------ Extrait fourni
Chacun des fondateurs et collaborateurs possède déjà une expérience des start-up et de l’entreprenariat, des acquis qu’ils espèrent transmettre aux jeunes pousses. «Une recette de succès ne s’applique pas d’un coup de baguette magique, considère Mortier. Mais cela aide d’être conscient de certains problèmes récurrents. Cela donne plus de sérénité. Nous pouvons expliquer aux fondateurs que ce qu’ils vivent a déjà été vécu.»

«De nombreux investisseurs considèrent avoir découvert l’arme fatale ou encore la recette du succès, mais cela ne fonctionne pas ainsi, ajoute encore Burgelman. En fait, les entreprises traversent souvent les mêmes phases et ont tendance à reproduire les mêmes erreurs. Grâce à notre expérience, il est possible de réduire la phase initiale du lancement d’une activité. En outre, le fait de mettre plus de fonds à disposition est un atout dans la mesure où les fondateurs ont souvent des moyens financiers limités et doivent rechercher du financement pour payer leurs employés. C’est ce souci que nous leur enlevons pour leur permettre de faire d’autres choses, notamment s’assurer que le produit est prêt à être commercialisé. Certaines entreprises mettent parfois deux ans avant de finaliser la mise au point de leur offre. Nous entendons réduire ce délai, ce qui augmente les chances de succès.»

Diversité

Cela étant, l’on ne retrouve pas chez les fondateurs de talents féminins. «Nous en sommes conscients, reconnaît Burgelman. «Béatrice de Mahieu [CEO de BeCode, NDLR] est membre du comité d’investissement et nous sommes en train de recruter dans une optique de diversité. C’est une réalité que la techno est un monde d’hommes, même si plusieurs de nos start-up ont réussi à promouvoir davantage la diversité, tant au niveau du genre que de la nationalité. Il s’agit là certainement d’un point d’attention.»
------------
------ Données d'étude
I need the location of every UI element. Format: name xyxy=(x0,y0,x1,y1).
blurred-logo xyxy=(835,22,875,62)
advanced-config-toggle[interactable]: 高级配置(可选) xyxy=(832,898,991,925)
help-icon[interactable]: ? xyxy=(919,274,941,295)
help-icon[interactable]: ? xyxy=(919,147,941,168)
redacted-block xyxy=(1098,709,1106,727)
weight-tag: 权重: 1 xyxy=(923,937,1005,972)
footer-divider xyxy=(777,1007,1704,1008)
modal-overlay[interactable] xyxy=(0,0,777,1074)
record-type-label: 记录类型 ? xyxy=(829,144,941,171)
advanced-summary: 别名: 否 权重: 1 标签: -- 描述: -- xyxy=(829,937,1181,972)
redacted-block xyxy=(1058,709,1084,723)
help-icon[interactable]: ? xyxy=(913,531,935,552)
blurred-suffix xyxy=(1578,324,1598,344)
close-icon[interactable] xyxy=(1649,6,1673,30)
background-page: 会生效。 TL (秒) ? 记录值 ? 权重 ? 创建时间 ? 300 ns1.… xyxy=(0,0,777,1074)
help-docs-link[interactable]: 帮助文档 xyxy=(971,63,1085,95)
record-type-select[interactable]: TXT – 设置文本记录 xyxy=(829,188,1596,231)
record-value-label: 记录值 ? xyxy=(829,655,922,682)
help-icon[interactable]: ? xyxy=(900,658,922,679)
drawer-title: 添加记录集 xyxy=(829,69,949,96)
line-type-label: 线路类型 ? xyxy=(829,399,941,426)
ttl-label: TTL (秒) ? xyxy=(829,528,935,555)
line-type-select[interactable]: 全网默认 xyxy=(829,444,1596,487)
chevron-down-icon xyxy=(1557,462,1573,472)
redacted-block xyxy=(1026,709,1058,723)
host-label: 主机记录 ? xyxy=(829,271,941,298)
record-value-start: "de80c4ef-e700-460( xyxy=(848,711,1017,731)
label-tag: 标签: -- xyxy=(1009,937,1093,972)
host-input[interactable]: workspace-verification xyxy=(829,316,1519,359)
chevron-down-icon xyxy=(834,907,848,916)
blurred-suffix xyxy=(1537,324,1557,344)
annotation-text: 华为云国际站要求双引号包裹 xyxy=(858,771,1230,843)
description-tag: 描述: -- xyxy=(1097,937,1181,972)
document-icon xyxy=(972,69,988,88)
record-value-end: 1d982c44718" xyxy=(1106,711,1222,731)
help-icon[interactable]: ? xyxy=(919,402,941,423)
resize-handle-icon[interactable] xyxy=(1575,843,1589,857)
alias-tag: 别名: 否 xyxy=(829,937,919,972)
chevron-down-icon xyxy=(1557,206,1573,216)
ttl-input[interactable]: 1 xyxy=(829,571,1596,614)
------------
→ Consigne
Quelles sont toutes les personnes désignées par leur nom dans l'extrait fourni ?

→ Réponse rédigée
Mortier, Burgelman, Béatrice de Mahieu